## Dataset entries
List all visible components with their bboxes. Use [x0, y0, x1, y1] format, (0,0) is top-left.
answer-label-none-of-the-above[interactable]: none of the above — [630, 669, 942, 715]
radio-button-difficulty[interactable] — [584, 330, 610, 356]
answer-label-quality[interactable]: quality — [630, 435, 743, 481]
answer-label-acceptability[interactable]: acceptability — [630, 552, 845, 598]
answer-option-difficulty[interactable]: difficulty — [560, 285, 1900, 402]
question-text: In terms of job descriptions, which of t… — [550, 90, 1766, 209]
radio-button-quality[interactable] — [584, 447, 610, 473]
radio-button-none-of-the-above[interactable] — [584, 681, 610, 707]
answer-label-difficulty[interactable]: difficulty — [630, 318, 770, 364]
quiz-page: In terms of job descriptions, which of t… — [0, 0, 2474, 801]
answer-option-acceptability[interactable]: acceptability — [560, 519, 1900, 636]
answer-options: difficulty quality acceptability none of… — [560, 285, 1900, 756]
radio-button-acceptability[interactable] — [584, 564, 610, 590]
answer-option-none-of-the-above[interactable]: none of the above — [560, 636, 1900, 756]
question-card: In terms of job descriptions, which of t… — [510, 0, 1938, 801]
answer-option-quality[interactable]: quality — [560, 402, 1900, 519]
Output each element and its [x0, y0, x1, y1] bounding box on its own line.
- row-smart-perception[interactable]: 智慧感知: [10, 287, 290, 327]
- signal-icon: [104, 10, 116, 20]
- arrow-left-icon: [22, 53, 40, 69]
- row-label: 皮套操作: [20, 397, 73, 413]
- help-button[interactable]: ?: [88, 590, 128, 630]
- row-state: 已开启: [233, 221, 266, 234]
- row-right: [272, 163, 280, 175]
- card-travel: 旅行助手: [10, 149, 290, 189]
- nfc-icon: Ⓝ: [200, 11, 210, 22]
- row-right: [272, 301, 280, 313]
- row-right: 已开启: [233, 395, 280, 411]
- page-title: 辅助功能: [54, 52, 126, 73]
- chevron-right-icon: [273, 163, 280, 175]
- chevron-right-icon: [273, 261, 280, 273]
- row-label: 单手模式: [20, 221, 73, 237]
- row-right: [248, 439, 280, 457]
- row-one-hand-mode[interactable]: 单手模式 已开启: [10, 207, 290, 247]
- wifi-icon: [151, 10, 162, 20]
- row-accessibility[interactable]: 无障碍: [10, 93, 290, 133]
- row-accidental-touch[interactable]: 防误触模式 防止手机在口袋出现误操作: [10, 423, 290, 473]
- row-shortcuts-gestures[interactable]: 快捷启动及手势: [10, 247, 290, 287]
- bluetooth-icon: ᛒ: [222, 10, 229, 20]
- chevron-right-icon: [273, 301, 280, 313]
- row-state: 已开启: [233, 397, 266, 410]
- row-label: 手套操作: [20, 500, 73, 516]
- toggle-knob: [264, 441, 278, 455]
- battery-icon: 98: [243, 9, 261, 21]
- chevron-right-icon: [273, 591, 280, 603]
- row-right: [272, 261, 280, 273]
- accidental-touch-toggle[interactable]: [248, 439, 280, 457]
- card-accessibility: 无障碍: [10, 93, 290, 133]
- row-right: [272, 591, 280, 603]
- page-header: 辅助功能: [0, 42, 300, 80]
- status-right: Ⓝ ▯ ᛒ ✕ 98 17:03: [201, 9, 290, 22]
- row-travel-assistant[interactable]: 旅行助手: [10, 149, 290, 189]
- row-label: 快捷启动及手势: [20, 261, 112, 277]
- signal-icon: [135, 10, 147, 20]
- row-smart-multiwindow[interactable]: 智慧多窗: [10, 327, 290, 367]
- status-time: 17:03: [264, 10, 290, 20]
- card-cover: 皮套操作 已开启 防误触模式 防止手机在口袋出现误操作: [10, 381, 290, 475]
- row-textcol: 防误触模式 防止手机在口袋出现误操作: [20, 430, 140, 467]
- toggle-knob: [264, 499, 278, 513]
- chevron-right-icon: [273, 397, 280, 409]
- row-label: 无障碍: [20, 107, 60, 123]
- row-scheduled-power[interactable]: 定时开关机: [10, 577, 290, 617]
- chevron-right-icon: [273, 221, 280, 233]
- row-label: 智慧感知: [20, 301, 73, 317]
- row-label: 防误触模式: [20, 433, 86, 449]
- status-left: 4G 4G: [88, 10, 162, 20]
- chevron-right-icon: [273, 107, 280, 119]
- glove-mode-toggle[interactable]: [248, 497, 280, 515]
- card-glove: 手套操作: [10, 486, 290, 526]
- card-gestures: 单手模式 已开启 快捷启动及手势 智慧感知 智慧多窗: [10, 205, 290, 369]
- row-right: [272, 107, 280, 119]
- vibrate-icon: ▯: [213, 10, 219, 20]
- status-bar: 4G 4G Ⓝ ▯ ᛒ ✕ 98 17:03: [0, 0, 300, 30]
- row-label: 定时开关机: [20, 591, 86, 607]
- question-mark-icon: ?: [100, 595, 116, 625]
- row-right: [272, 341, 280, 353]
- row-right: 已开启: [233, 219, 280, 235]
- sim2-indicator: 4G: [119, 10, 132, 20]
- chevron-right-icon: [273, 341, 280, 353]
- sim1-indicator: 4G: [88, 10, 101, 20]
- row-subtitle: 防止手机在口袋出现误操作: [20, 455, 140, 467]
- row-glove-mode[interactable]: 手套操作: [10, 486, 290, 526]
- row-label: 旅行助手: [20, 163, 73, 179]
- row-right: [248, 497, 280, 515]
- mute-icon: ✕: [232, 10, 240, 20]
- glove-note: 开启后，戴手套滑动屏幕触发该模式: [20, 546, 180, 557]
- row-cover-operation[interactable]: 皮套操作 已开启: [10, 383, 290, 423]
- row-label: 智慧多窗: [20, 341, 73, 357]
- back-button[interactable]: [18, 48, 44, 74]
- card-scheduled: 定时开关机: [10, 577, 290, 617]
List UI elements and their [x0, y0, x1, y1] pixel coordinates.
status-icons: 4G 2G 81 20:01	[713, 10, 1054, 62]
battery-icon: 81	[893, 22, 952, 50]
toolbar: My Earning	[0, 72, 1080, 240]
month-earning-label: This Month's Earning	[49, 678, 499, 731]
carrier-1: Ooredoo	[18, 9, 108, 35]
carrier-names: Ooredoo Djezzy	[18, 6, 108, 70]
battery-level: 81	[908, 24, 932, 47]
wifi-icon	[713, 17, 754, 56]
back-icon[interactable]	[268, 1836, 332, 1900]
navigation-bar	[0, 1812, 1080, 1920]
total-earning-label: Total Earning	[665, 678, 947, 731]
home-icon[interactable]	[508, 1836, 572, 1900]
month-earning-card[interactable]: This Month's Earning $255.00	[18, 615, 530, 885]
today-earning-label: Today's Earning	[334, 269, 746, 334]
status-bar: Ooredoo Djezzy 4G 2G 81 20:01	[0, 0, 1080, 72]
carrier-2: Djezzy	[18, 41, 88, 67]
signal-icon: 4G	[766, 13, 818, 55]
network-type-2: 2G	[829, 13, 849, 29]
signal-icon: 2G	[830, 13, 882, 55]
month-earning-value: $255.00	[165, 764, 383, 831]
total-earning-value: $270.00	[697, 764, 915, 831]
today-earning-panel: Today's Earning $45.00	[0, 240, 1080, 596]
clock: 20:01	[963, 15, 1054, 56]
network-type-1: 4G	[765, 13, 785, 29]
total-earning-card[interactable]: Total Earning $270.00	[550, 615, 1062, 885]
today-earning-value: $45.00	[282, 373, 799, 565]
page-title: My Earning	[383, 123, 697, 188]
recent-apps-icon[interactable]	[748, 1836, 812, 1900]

## WHAT YOU ARE ASKED TO DO
Print these lines word for word.

## EXERCISE RESULT
List all visible components with their bboxes. Use [x0, y0, x1, y1] format, (0,0) is top-left.
answer-label-none-of-the-above[interactable]: none of the above — [630, 669, 942, 715]
radio-button-difficulty[interactable] — [584, 330, 610, 356]
answer-label-quality[interactable]: quality — [630, 435, 743, 481]
answer-label-acceptability[interactable]: acceptability — [630, 552, 845, 598]
answer-option-difficulty[interactable]: difficulty — [560, 285, 1900, 402]
question-text: In terms of job descriptions, which of t… — [550, 90, 1766, 209]
radio-button-quality[interactable] — [584, 447, 610, 473]
radio-button-none-of-the-above[interactable] — [584, 681, 610, 707]
answer-label-difficulty[interactable]: difficulty — [630, 318, 770, 364]
quiz-page: In terms of job descriptions, which of t… — [0, 0, 2474, 801]
answer-option-acceptability[interactable]: acceptability — [560, 519, 1900, 636]
answer-options: difficulty quality acceptability none of… — [560, 285, 1900, 756]
radio-button-acceptability[interactable] — [584, 564, 610, 590]
answer-option-none-of-the-above[interactable]: none of the above — [560, 636, 1900, 756]
question-card: In terms of job descriptions, which of t… — [510, 0, 1938, 801]
answer-option-quality[interactable]: quality — [560, 402, 1900, 519]
Output each element and its [x0, y0, x1, y1] bounding box on its own line.
- row-smart-perception[interactable]: 智慧感知: [10, 287, 290, 327]
- signal-icon: [104, 10, 116, 20]
- arrow-left-icon: [22, 53, 40, 69]
- row-label: 皮套操作: [20, 397, 73, 413]
- help-button[interactable]: ?: [88, 590, 128, 630]
- row-state: 已开启: [233, 221, 266, 234]
- row-right: [272, 163, 280, 175]
- card-travel: 旅行助手: [10, 149, 290, 189]
- nfc-icon: Ⓝ: [200, 11, 210, 22]
- row-right: [272, 301, 280, 313]
- row-right: 已开启: [233, 395, 280, 411]
- page-title: 辅助功能: [54, 52, 126, 73]
- chevron-right-icon: [273, 163, 280, 175]
- chevron-right-icon: [273, 261, 280, 273]
- row-label: 单手模式: [20, 221, 73, 237]
- row-right: [248, 439, 280, 457]
- row-one-hand-mode[interactable]: 单手模式 已开启: [10, 207, 290, 247]
- wifi-icon: [151, 10, 162, 20]
- row-accessibility[interactable]: 无障碍: [10, 93, 290, 133]
- row-accidental-touch[interactable]: 防误触模式 防止手机在口袋出现误操作: [10, 423, 290, 473]
- row-shortcuts-gestures[interactable]: 快捷启动及手势: [10, 247, 290, 287]
- bluetooth-icon: ᛒ: [222, 10, 229, 20]
- chevron-right-icon: [273, 301, 280, 313]
- row-state: 已开启: [233, 397, 266, 410]
- row-label: 手套操作: [20, 500, 73, 516]
- toggle-knob: [264, 441, 278, 455]
- battery-icon: 98: [243, 9, 261, 21]
- chevron-right-icon: [273, 591, 280, 603]
- row-right: [272, 261, 280, 273]
- accidental-touch-toggle[interactable]: [248, 439, 280, 457]
- card-accessibility: 无障碍: [10, 93, 290, 133]
- row-right: [272, 591, 280, 603]
- page-header: 辅助功能: [0, 42, 300, 80]
- status-right: Ⓝ ▯ ᛒ ✕ 98 17:03: [201, 9, 290, 22]
- row-travel-assistant[interactable]: 旅行助手: [10, 149, 290, 189]
- row-label: 快捷启动及手势: [20, 261, 112, 277]
- signal-icon: [135, 10, 147, 20]
- row-smart-multiwindow[interactable]: 智慧多窗: [10, 327, 290, 367]
- status-time: 17:03: [264, 10, 290, 20]
- card-cover: 皮套操作 已开启 防误触模式 防止手机在口袋出现误操作: [10, 381, 290, 475]
- row-textcol: 防误触模式 防止手机在口袋出现误操作: [20, 430, 140, 467]
- toggle-knob: [264, 499, 278, 513]
- chevron-right-icon: [273, 397, 280, 409]
- row-label: 无障碍: [20, 107, 60, 123]
- row-scheduled-power[interactable]: 定时开关机: [10, 577, 290, 617]
- chevron-right-icon: [273, 221, 280, 233]
- row-label: 智慧感知: [20, 301, 73, 317]
- row-label: 防误触模式: [20, 433, 86, 449]
- status-left: 4G 4G: [88, 10, 162, 20]
- chevron-right-icon: [273, 107, 280, 119]
- glove-mode-toggle[interactable]: [248, 497, 280, 515]
- card-glove: 手套操作: [10, 486, 290, 526]
- card-gestures: 单手模式 已开启 快捷启动及手势 智慧感知 智慧多窗: [10, 205, 290, 369]
- row-right: [272, 107, 280, 119]
- vibrate-icon: ▯: [213, 10, 219, 20]
- status-bar: 4G 4G Ⓝ ▯ ᛒ ✕ 98 17:03: [0, 0, 300, 30]
- row-label: 定时开关机: [20, 591, 86, 607]
- question-mark-icon: ?: [100, 595, 116, 625]
- row-right: [272, 341, 280, 353]
- row-right: 已开启: [233, 219, 280, 235]
- sim2-indicator: 4G: [119, 10, 132, 20]
- chevron-right-icon: [273, 341, 280, 353]
- sim1-indicator: 4G: [88, 10, 101, 20]
- row-subtitle: 防止手机在口袋出现误操作: [20, 455, 140, 467]
- row-glove-mode[interactable]: 手套操作: [10, 486, 290, 526]
- row-label: 旅行助手: [20, 163, 73, 179]
- row-right: [248, 497, 280, 515]
- mute-icon: ✕: [232, 10, 240, 20]
- glove-note: 开启后，戴手套滑动屏幕触发该模式: [20, 546, 180, 557]
- row-cover-operation[interactable]: 皮套操作 已开启: [10, 383, 290, 423]
- row-label: 智慧多窗: [20, 341, 73, 357]
- back-button[interactable]: [18, 48, 44, 74]
- card-scheduled: 定时开关机: [10, 577, 290, 617]
List UI elements and their [x0, y0, x1, y1] pixel coordinates.
status-icons: 4G 2G 81 20:01	[713, 10, 1054, 62]
battery-icon: 81	[893, 22, 952, 50]
toolbar: My Earning	[0, 72, 1080, 240]
month-earning-label: This Month's Earning	[49, 678, 499, 731]
carrier-1: Ooredoo	[18, 9, 108, 35]
carrier-names: Ooredoo Djezzy	[18, 6, 108, 70]
battery-level: 81	[908, 24, 932, 47]
wifi-icon	[713, 17, 754, 56]
back-icon[interactable]	[268, 1836, 332, 1900]
navigation-bar	[0, 1812, 1080, 1920]
total-earning-label: Total Earning	[665, 678, 947, 731]
home-icon[interactable]	[508, 1836, 572, 1900]
month-earning-card[interactable]: This Month's Earning $255.00	[18, 615, 530, 885]
today-earning-label: Today's Earning	[334, 269, 746, 334]
status-bar: Ooredoo Djezzy 4G 2G 81 20:01	[0, 0, 1080, 72]
carrier-2: Djezzy	[18, 41, 88, 67]
signal-icon: 4G	[766, 13, 818, 55]
network-type-2: 2G	[829, 13, 849, 29]
signal-icon: 2G	[830, 13, 882, 55]
month-earning-value: $255.00	[165, 764, 383, 831]
total-earning-value: $270.00	[697, 764, 915, 831]
today-earning-panel: Today's Earning $45.00	[0, 240, 1080, 596]
clock: 20:01	[963, 15, 1054, 56]
network-type-1: 4G	[765, 13, 785, 29]
total-earning-card[interactable]: Total Earning $270.00	[550, 615, 1062, 885]
today-earning-value: $45.00	[282, 373, 799, 565]
page-title: My Earning	[383, 123, 697, 188]
recent-apps-icon[interactable]	[748, 1836, 812, 1900]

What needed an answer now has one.